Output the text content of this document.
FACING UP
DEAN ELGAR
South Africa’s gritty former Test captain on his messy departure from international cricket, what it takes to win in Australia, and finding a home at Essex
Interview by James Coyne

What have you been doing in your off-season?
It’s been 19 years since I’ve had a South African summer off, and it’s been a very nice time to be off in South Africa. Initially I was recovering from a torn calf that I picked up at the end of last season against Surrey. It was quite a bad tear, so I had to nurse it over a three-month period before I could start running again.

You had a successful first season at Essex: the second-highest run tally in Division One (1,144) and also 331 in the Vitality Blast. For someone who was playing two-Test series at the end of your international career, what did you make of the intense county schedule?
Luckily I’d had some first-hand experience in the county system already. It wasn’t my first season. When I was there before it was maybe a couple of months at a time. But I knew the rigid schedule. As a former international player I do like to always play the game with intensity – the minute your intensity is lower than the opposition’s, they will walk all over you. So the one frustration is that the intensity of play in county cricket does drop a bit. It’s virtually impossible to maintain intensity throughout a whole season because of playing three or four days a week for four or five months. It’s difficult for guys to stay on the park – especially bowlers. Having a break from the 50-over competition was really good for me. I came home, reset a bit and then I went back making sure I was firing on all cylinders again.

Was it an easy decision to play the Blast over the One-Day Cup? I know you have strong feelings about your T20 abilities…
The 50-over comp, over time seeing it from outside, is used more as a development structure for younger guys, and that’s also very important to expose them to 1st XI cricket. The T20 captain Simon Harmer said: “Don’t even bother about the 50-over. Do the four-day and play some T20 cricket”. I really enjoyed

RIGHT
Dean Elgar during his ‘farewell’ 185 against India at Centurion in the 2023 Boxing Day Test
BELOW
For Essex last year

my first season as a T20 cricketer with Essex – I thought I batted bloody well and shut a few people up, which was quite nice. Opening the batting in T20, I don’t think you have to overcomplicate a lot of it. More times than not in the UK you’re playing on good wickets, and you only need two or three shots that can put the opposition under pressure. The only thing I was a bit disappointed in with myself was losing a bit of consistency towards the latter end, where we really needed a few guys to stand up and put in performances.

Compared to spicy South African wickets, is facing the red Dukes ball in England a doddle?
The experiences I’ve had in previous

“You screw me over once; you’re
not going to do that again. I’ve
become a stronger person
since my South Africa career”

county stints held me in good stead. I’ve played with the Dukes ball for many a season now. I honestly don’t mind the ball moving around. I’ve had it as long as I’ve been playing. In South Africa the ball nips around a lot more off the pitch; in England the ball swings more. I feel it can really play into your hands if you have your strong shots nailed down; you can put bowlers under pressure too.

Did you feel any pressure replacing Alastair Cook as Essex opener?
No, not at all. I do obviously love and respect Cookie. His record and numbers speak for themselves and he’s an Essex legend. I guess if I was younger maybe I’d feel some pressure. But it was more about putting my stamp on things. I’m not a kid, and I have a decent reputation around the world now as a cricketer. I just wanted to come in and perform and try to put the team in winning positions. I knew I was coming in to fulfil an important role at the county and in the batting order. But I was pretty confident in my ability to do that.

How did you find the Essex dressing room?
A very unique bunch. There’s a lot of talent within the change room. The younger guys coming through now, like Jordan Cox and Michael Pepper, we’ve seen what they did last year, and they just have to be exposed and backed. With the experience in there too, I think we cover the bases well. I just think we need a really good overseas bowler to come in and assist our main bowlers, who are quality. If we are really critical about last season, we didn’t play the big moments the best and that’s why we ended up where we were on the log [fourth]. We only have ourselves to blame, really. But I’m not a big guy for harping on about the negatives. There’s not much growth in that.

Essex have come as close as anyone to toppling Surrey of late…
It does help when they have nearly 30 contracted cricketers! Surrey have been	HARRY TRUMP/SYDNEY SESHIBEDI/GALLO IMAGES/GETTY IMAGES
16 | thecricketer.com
---
THE TASK ▸ Each line of the material above needs to be quoted exactly, please.

WRITTEN RESPONSE ▸
Output the text content of this document.
FACING UP
DEAN ELGAR
South Africa’s gritty former Test captain on his messy departure from international cricket, what it takes to win in Australia, and finding a home at Essex
Interview by James Coyne

What have you been doing in your off-season?
It’s been 19 years since I’ve had a South African summer off, and it’s been a very nice time to be off in South Africa. Initially I was recovering from a torn calf that I picked up at the end of last season against Surrey. It was quite a bad tear, so I had to nurse it over a three-month period before I could start running again.

You had a successful first season at Essex: the second-highest run tally in Division One (1,144) and also 331 in the Vitality Blast. For someone who was playing two-Test series at the end of your international career, what did you make of the intense county schedule?
Luckily I’d had some first-hand experience in the county system already. It wasn’t my first season. When I was there before it was maybe a couple of months at a time. But I knew the rigid schedule. As a former international player I do like to always play the game with intensity – the minute your intensity is lower than the opposition’s, they will walk all over you. So the one frustration is that the intensity of play in county cricket does drop a bit. It’s virtually impossible to maintain intensity throughout a whole season because of playing three or four days a week for four or five months. It’s difficult for guys to stay on the park – especially bowlers. Having a break from the 50-over competition was really good for me. I came home, reset a bit and then I went back making sure I was firing on all cylinders again.

Was it an easy decision to play the Blast over the One-Day Cup? I know you have strong feelings about your T20 abilities…
The 50-over comp, over time seeing it from outside, is used more as a development structure for younger guys, and that’s also very important to expose them to 1st XI cricket. The T20 captain Simon Harmer said: “Don’t even bother about the 50-over. Do the four-day and play some T20 cricket”. I really enjoyed

RIGHT
Dean Elgar during his ‘farewell’ 185 against India at Centurion in the 2023 Boxing Day Test
BELOW
For Essex last year

my first season as a T20 cricketer with Essex – I thought I batted bloody well and shut a few people up, which was quite nice. Opening the batting in T20, I don’t think you have to overcomplicate a lot of it. More times than not in the UK you’re playing on good wickets, and you only need two or three shots that can put the opposition under pressure. The only thing I was a bit disappointed in with myself was losing a bit of consistency towards the latter end, where we really needed a few guys to stand up and put in performances.

Compared to spicy South African wickets, is facing the red Dukes ball in England a doddle?
The experiences I’ve had in previous

“You screw me over once; you’re
not going to do that again. I’ve
become a stronger person
since my South Africa career”

county stints held me in good stead. I’ve played with the Dukes ball for many a season now. I honestly don’t mind the ball moving around. I’ve had it as long as I’ve been playing. In South Africa the ball nips around a lot more off the pitch; in England the ball swings more. I feel it can really play into your hands if you have your strong shots nailed down; you can put bowlers under pressure too.

Did you feel any pressure replacing Alastair Cook as Essex opener?
No, not at all. I do obviously love and respect Cookie. His record and numbers speak for themselves and he’s an Essex legend. I guess if I was younger maybe I’d feel some pressure. But it was more about putting my stamp on things. I’m not a kid, and I have a decent reputation around the world now as a cricketer. I just wanted to come in and perform and try to put the team in winning positions. I knew I was coming in to fulfil an important role at the county and in the batting order. But I was pretty confident in my ability to do that.

How did you find the Essex dressing room?
A very unique bunch. There’s a lot of talent within the change room. The younger guys coming through now, like Jordan Cox and Michael Pepper, we’ve seen what they did last year, and they just have to be exposed and backed. With the experience in there too, I think we cover the bases well. I just think we need a really good overseas bowler to come in and assist our main bowlers, who are quality. If we are really critical about last season, we didn’t play the big moments the best and that’s why we ended up where we were on the log [fourth]. We only have ourselves to blame, really. But I’m not a big guy for harping on about the negatives. There’s not much growth in that.

Essex have come as close as anyone to toppling Surrey of late…
It does help when they have nearly 30 contracted cricketers! Surrey have been	HARRY TRUMP/SYDNEY SESHIBEDI/GALLO IMAGES/GETTY IMAGES
16 | thecricketer.com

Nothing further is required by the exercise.